▶ _WHAT IS NEEDED_: Copy out every one of the entries below word for word, keeping each line unchanged and in the same order.

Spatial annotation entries
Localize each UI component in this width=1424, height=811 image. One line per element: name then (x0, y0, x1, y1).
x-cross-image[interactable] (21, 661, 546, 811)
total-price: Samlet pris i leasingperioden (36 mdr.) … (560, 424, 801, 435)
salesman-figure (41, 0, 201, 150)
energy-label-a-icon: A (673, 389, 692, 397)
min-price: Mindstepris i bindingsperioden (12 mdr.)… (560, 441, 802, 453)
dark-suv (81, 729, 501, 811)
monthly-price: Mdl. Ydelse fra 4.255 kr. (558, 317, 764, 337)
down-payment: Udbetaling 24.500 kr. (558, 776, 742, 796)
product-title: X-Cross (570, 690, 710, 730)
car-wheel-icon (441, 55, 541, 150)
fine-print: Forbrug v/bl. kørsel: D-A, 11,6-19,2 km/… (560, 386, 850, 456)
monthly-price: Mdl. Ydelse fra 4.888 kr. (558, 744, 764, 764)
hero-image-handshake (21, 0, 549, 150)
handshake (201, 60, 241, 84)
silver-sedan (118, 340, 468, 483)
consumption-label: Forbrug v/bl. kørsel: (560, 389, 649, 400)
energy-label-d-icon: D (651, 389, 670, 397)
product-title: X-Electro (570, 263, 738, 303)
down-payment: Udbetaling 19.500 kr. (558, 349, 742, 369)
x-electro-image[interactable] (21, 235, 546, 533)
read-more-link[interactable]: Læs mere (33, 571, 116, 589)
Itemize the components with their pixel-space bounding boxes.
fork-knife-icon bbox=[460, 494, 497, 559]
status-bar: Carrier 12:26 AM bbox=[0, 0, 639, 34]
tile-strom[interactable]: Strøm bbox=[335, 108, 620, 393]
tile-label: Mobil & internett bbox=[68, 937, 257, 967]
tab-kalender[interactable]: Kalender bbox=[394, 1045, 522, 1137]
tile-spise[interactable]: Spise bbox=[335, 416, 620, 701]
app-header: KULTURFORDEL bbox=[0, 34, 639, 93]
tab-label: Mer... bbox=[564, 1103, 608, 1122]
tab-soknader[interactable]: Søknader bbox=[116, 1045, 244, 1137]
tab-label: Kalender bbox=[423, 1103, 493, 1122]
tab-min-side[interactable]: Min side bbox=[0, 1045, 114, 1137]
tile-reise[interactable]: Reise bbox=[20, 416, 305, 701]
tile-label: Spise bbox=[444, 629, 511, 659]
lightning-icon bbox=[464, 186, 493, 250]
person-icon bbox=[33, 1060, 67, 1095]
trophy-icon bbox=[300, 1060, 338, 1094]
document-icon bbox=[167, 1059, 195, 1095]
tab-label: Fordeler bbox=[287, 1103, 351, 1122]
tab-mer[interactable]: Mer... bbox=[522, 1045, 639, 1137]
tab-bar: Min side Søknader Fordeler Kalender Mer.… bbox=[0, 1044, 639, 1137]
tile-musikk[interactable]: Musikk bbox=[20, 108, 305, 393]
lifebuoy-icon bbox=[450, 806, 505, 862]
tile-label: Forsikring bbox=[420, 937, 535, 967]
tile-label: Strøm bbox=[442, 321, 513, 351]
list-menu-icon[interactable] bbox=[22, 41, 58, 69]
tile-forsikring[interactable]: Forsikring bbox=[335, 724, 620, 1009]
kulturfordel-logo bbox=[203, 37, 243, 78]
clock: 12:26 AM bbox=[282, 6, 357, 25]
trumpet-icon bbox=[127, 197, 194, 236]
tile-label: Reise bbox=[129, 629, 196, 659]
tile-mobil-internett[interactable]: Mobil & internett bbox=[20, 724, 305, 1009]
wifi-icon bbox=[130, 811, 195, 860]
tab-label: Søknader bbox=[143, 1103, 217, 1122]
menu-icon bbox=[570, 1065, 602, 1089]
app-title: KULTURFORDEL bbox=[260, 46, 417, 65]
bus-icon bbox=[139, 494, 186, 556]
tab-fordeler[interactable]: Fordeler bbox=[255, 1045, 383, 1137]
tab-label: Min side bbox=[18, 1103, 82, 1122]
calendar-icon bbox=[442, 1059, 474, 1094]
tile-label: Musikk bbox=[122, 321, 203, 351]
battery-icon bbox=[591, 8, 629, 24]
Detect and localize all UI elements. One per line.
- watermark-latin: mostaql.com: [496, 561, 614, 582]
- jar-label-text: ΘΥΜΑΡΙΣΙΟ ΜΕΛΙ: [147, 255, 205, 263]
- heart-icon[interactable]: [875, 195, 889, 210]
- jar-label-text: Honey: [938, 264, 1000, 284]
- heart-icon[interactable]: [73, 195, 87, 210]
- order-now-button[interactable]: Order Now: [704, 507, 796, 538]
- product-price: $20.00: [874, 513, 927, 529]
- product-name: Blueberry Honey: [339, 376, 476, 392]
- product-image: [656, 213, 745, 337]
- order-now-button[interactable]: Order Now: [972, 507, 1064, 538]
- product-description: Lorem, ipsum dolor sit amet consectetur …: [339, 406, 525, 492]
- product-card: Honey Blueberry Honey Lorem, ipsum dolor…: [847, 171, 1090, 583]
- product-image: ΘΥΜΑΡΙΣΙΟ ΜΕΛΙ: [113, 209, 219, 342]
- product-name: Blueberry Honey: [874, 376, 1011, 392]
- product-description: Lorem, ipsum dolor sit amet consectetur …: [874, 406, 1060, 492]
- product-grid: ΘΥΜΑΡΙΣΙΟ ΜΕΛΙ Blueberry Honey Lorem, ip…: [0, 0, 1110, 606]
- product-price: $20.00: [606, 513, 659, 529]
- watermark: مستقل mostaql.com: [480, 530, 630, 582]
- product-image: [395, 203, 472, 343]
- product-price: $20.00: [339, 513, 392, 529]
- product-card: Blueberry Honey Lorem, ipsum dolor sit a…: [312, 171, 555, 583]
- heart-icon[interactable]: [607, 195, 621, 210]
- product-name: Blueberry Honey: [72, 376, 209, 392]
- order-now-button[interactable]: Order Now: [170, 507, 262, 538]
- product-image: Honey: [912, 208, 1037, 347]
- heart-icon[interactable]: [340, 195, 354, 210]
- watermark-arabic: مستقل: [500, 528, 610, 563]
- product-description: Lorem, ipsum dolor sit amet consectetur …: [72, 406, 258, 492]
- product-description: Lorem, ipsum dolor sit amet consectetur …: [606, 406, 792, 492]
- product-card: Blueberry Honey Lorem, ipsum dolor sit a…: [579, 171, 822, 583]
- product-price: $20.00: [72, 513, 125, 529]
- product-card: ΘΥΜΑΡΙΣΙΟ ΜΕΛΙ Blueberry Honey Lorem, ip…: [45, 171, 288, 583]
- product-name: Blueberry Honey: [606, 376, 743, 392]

▶ _SOLUTION TO THE PROBLEM_:
Localize each UI component in this width=1424, height=811 image. One line per element: name then (x0, y0, x1, y1).
x-cross-image[interactable] (21, 661, 546, 811)
total-price: Samlet pris i leasingperioden (36 mdr.) … (560, 424, 801, 435)
salesman-figure (41, 0, 201, 150)
energy-label-a-icon: A (673, 389, 692, 397)
min-price: Mindstepris i bindingsperioden (12 mdr.)… (560, 441, 802, 453)
dark-suv (81, 729, 501, 811)
monthly-price: Mdl. Ydelse fra 4.255 kr. (558, 317, 764, 337)
down-payment: Udbetaling 24.500 kr. (558, 776, 742, 796)
product-title: X-Cross (570, 690, 710, 730)
car-wheel-icon (441, 55, 541, 150)
fine-print: Forbrug v/bl. kørsel: D-A, 11,6-19,2 km/… (560, 386, 850, 456)
monthly-price: Mdl. Ydelse fra 4.888 kr. (558, 744, 764, 764)
hero-image-handshake (21, 0, 549, 150)
handshake (201, 60, 241, 84)
silver-sedan (118, 340, 468, 483)
consumption-label: Forbrug v/bl. kørsel: (560, 389, 649, 400)
energy-label-d-icon: D (651, 389, 670, 397)
product-title: X-Electro (570, 263, 738, 303)
down-payment: Udbetaling 19.500 kr. (558, 349, 742, 369)
x-electro-image[interactable] (21, 235, 546, 533)
read-more-link[interactable]: Læs mere (33, 571, 116, 589)
Itemize the components with their pixel-space bounding boxes.
fork-knife-icon bbox=[460, 494, 497, 559]
status-bar: Carrier 12:26 AM bbox=[0, 0, 639, 34]
tile-strom[interactable]: Strøm bbox=[335, 108, 620, 393]
tile-label: Mobil & internett bbox=[68, 937, 257, 967]
tab-kalender[interactable]: Kalender bbox=[394, 1045, 522, 1137]
tile-spise[interactable]: Spise bbox=[335, 416, 620, 701]
app-header: KULTURFORDEL bbox=[0, 34, 639, 93]
tab-label: Mer... bbox=[564, 1103, 608, 1122]
tab-soknader[interactable]: Søknader bbox=[116, 1045, 244, 1137]
tab-label: Kalender bbox=[423, 1103, 493, 1122]
tab-min-side[interactable]: Min side bbox=[0, 1045, 114, 1137]
tile-reise[interactable]: Reise bbox=[20, 416, 305, 701]
tile-label: Spise bbox=[444, 629, 511, 659]
lightning-icon bbox=[464, 186, 493, 250]
person-icon bbox=[33, 1060, 67, 1095]
trophy-icon bbox=[300, 1060, 338, 1094]
document-icon bbox=[167, 1059, 195, 1095]
tab-label: Fordeler bbox=[287, 1103, 351, 1122]
tab-mer[interactable]: Mer... bbox=[522, 1045, 639, 1137]
tab-bar: Min side Søknader Fordeler Kalender Mer.… bbox=[0, 1044, 639, 1137]
tile-musikk[interactable]: Musikk bbox=[20, 108, 305, 393]
lifebuoy-icon bbox=[450, 806, 505, 862]
tile-label: Forsikring bbox=[420, 937, 535, 967]
tile-label: Strøm bbox=[442, 321, 513, 351]
list-menu-icon[interactable] bbox=[22, 41, 58, 69]
tile-forsikring[interactable]: Forsikring bbox=[335, 724, 620, 1009]
kulturfordel-logo bbox=[203, 37, 243, 78]
clock: 12:26 AM bbox=[282, 6, 357, 25]
trumpet-icon bbox=[127, 197, 194, 236]
tile-label: Reise bbox=[129, 629, 196, 659]
tile-mobil-internett[interactable]: Mobil & internett bbox=[20, 724, 305, 1009]
wifi-icon bbox=[130, 811, 195, 860]
tab-label: Søknader bbox=[143, 1103, 217, 1122]
menu-icon bbox=[570, 1065, 602, 1089]
app-title: KULTURFORDEL bbox=[260, 46, 417, 65]
bus-icon bbox=[139, 494, 186, 556]
tab-fordeler[interactable]: Fordeler bbox=[255, 1045, 383, 1137]
tab-label: Min side bbox=[18, 1103, 82, 1122]
calendar-icon bbox=[442, 1059, 474, 1094]
tile-label: Musikk bbox=[122, 321, 203, 351]
battery-icon bbox=[591, 8, 629, 24]
Detect and localize all UI elements. One per line.
- watermark-latin: mostaql.com: [496, 561, 614, 582]
- jar-label-text: ΘΥΜΑΡΙΣΙΟ ΜΕΛΙ: [147, 255, 205, 263]
- heart-icon[interactable]: [875, 195, 889, 210]
- jar-label-text: Honey: [938, 264, 1000, 284]
- heart-icon[interactable]: [73, 195, 87, 210]
- order-now-button[interactable]: Order Now: [704, 507, 796, 538]
- product-price: $20.00: [874, 513, 927, 529]
- product-name: Blueberry Honey: [339, 376, 476, 392]
- product-image: [656, 213, 745, 337]
- order-now-button[interactable]: Order Now: [972, 507, 1064, 538]
- product-description: Lorem, ipsum dolor sit amet consectetur …: [339, 406, 525, 492]
- product-card: Honey Blueberry Honey Lorem, ipsum dolor…: [847, 171, 1090, 583]
- product-image: ΘΥΜΑΡΙΣΙΟ ΜΕΛΙ: [113, 209, 219, 342]
- product-name: Blueberry Honey: [874, 376, 1011, 392]
- product-description: Lorem, ipsum dolor sit amet consectetur …: [874, 406, 1060, 492]
- product-grid: ΘΥΜΑΡΙΣΙΟ ΜΕΛΙ Blueberry Honey Lorem, ip…: [0, 0, 1110, 606]
- product-price: $20.00: [606, 513, 659, 529]
- watermark: مستقل mostaql.com: [480, 530, 630, 582]
- product-image: [395, 203, 472, 343]
- product-price: $20.00: [339, 513, 392, 529]
- product-card: Blueberry Honey Lorem, ipsum dolor sit a…: [312, 171, 555, 583]
- heart-icon[interactable]: [607, 195, 621, 210]
- product-name: Blueberry Honey: [72, 376, 209, 392]
- order-now-button[interactable]: Order Now: [170, 507, 262, 538]
- product-image: Honey: [912, 208, 1037, 347]
- heart-icon[interactable]: [340, 195, 354, 210]
- watermark-arabic: مستقل: [500, 528, 610, 563]
- product-description: Lorem, ipsum dolor sit amet consectetur …: [72, 406, 258, 492]
- product-description: Lorem, ipsum dolor sit amet consectetur …: [606, 406, 792, 492]
- product-card: Blueberry Honey Lorem, ipsum dolor sit a…: [579, 171, 822, 583]
- product-price: $20.00: [72, 513, 125, 529]
- product-card: ΘΥΜΑΡΙΣΙΟ ΜΕΛΙ Blueberry Honey Lorem, ip…: [45, 171, 288, 583]
- product-name: Blueberry Honey: [606, 376, 743, 392]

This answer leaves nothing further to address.